> [Available records]:
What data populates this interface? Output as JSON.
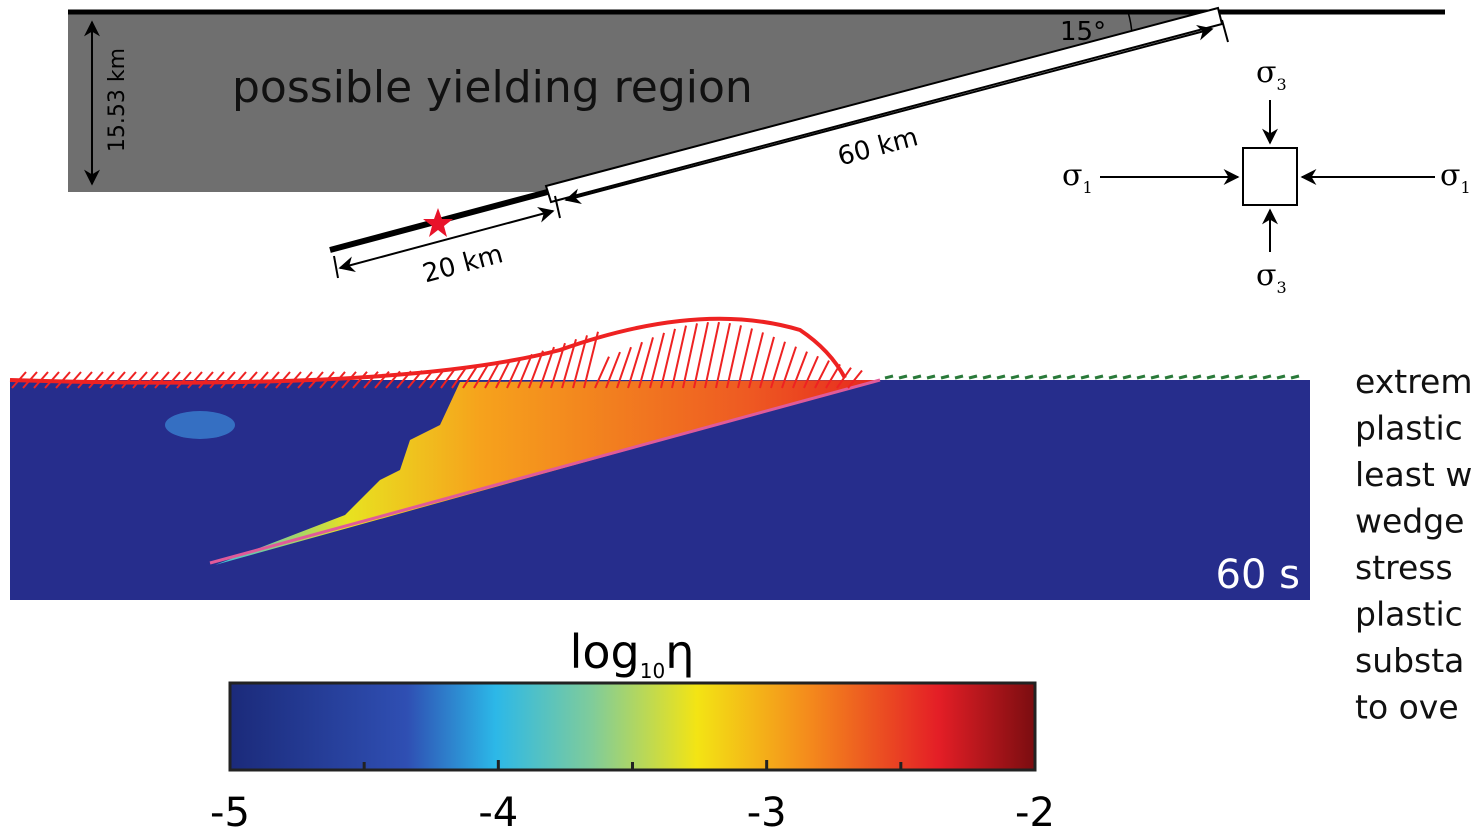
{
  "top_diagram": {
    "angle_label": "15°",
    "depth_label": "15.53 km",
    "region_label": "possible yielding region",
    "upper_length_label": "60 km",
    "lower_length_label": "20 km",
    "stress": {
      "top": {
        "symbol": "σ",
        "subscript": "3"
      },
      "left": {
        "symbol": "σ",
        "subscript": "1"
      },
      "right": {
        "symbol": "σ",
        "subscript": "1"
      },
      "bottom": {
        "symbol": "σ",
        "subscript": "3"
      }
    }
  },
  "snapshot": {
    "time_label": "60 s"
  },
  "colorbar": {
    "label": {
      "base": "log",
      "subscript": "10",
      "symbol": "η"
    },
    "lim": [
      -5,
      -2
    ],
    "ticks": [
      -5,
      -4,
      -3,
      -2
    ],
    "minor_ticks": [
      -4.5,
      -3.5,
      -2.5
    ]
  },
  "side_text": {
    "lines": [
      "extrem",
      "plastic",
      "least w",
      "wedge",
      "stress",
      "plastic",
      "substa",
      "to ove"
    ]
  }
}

---

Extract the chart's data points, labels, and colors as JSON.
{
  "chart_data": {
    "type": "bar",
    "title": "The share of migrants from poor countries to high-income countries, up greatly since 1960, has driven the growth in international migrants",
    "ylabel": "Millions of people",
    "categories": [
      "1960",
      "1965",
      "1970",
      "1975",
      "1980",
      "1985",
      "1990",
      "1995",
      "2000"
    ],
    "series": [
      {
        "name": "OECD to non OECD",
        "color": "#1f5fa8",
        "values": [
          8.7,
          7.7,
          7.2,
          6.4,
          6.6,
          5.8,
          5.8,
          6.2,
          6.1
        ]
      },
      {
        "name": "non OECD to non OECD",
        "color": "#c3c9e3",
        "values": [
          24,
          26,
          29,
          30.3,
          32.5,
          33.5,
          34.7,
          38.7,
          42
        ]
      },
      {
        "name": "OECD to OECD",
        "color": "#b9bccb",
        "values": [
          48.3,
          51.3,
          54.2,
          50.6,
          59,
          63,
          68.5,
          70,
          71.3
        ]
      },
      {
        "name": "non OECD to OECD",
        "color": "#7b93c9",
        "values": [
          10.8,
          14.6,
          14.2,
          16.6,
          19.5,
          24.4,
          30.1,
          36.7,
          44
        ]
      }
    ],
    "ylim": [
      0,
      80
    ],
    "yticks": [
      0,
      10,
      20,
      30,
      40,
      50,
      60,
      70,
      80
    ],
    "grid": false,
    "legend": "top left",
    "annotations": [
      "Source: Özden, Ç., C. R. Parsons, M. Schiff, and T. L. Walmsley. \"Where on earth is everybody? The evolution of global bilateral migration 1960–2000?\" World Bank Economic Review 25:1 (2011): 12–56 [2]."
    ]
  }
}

> [Request]: Take every line containing the word "name" and copy it.

> [Written response]:
        "name": "OECD to non OECD",
        "name": "non OECD to non OECD",
        "name": "OECD to OECD",
        "name": "non OECD to OECD",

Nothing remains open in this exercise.